■ REQUIREMENT ■
Using the listing below, select the lines with the word "title" and copy them.

■ MATERIAL PROVIDED ■
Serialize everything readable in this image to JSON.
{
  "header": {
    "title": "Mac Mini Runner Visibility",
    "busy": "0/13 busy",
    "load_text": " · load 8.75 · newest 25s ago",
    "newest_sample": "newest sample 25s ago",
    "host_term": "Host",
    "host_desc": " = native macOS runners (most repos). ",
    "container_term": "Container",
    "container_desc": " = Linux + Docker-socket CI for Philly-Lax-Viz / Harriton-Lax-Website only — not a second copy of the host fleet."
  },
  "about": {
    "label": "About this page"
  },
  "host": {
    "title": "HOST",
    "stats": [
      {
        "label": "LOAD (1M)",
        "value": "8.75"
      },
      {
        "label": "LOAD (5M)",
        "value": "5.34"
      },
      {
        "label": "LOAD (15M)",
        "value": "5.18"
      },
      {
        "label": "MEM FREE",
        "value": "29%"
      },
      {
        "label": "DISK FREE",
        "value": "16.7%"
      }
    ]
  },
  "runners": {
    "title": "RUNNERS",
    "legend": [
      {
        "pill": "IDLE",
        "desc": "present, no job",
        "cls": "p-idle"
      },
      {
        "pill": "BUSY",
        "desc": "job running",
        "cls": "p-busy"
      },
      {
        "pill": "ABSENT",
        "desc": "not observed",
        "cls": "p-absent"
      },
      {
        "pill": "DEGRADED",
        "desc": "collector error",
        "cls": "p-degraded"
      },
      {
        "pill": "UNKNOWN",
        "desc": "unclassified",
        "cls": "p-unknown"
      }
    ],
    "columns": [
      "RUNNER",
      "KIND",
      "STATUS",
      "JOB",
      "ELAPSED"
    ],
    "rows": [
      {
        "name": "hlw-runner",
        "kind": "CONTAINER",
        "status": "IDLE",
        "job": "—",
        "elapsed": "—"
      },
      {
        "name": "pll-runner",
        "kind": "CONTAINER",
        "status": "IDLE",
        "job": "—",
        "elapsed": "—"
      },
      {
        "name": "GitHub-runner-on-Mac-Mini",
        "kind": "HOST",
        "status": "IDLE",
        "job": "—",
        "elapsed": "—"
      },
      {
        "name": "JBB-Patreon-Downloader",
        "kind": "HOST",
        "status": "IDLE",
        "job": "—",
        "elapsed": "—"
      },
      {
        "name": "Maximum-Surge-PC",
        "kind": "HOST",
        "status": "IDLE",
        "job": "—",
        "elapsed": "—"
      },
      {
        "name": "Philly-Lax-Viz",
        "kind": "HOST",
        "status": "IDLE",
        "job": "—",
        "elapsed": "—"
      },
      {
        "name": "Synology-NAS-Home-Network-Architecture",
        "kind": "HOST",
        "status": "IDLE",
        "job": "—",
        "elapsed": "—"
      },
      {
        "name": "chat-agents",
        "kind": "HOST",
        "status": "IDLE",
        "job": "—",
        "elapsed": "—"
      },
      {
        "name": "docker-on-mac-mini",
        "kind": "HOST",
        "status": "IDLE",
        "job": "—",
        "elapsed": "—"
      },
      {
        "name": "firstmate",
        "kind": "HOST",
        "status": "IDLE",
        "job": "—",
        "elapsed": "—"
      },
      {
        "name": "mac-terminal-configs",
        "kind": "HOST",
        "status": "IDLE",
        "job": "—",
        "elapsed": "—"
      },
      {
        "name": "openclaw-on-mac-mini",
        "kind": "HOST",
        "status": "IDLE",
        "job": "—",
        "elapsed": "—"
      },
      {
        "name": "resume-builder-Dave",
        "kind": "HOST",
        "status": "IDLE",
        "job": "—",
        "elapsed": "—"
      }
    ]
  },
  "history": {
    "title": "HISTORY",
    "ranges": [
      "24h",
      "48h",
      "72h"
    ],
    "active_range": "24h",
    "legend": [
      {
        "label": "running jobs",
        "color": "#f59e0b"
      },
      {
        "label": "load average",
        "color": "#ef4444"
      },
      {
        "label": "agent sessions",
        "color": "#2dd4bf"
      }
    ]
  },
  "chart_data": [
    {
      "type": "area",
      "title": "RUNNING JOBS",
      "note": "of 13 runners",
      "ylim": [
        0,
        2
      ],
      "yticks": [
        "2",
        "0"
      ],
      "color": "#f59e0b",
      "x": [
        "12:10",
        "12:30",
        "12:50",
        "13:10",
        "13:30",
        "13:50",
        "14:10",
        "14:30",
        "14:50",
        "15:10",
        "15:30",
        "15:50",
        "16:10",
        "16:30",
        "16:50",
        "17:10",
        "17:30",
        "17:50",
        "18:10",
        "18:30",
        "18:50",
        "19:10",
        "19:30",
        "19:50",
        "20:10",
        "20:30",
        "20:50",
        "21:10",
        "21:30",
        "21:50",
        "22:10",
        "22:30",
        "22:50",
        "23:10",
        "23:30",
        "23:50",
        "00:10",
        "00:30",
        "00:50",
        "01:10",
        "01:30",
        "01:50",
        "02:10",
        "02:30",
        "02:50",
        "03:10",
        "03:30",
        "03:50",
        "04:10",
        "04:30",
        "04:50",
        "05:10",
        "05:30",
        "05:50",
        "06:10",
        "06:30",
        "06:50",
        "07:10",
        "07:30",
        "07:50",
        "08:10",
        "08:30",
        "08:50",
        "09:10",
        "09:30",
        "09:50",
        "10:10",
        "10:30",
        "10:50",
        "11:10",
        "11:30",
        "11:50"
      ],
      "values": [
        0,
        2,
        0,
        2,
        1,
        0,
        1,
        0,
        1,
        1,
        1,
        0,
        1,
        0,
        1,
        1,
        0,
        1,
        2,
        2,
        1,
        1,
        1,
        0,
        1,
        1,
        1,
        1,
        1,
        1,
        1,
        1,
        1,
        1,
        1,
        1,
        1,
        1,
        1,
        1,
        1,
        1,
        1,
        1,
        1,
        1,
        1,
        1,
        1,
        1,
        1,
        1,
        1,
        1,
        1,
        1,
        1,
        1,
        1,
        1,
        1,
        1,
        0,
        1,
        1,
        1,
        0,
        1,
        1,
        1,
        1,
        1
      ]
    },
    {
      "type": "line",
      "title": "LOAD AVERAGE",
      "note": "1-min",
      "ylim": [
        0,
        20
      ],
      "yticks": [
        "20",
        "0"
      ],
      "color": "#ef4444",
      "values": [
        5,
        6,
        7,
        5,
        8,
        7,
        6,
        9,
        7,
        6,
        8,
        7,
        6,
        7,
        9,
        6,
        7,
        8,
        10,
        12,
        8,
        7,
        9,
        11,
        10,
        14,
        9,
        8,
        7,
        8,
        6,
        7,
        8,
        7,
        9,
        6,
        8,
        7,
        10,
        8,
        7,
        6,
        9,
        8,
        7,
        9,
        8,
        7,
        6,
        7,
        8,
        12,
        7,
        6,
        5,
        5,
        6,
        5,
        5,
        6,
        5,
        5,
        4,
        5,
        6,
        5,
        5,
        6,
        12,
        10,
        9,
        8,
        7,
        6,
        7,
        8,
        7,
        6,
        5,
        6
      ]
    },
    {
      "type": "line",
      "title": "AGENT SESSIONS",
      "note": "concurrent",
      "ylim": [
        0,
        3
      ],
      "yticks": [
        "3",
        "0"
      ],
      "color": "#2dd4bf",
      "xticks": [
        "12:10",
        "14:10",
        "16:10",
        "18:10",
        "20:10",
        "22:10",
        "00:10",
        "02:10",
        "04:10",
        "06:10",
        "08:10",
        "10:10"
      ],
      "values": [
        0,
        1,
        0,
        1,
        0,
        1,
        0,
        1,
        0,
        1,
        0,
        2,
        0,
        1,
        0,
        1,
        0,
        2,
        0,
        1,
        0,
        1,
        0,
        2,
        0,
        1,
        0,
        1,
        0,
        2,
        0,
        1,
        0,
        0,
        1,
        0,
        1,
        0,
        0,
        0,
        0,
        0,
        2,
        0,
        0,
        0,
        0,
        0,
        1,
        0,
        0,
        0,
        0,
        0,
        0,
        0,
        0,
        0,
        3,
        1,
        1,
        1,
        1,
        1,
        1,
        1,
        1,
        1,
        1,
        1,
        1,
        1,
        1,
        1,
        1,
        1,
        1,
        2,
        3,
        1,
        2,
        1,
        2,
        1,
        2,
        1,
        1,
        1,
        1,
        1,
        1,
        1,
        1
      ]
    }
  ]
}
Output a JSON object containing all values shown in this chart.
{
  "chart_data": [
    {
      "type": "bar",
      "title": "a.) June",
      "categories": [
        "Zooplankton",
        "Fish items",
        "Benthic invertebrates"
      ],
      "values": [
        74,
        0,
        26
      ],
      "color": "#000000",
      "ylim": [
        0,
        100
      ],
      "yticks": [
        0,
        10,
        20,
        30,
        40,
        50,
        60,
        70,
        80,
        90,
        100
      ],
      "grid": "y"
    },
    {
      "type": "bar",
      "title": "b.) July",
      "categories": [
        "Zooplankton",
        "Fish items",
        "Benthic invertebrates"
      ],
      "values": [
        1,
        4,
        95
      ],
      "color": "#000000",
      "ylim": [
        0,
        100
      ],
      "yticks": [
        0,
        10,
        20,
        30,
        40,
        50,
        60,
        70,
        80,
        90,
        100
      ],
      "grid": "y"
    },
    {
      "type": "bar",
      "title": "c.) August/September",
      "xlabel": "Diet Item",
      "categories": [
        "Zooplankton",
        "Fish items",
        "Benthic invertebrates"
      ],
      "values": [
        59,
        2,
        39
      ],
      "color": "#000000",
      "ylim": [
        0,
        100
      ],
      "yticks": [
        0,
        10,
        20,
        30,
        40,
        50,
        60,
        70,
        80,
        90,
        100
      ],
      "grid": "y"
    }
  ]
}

■ FINISHED EXERCISE ■
    "title": "Mac Mini Runner Visibility",
    "title": "HOST",
    "title": "RUNNERS",
    "title": "HISTORY",
      "title": "RUNNING JOBS",
      "title": "LOAD AVERAGE",
      "title": "AGENT SESSIONS",
      "title": "a.) June",
      "title": "b.) July",
      "title": "c.) August/September",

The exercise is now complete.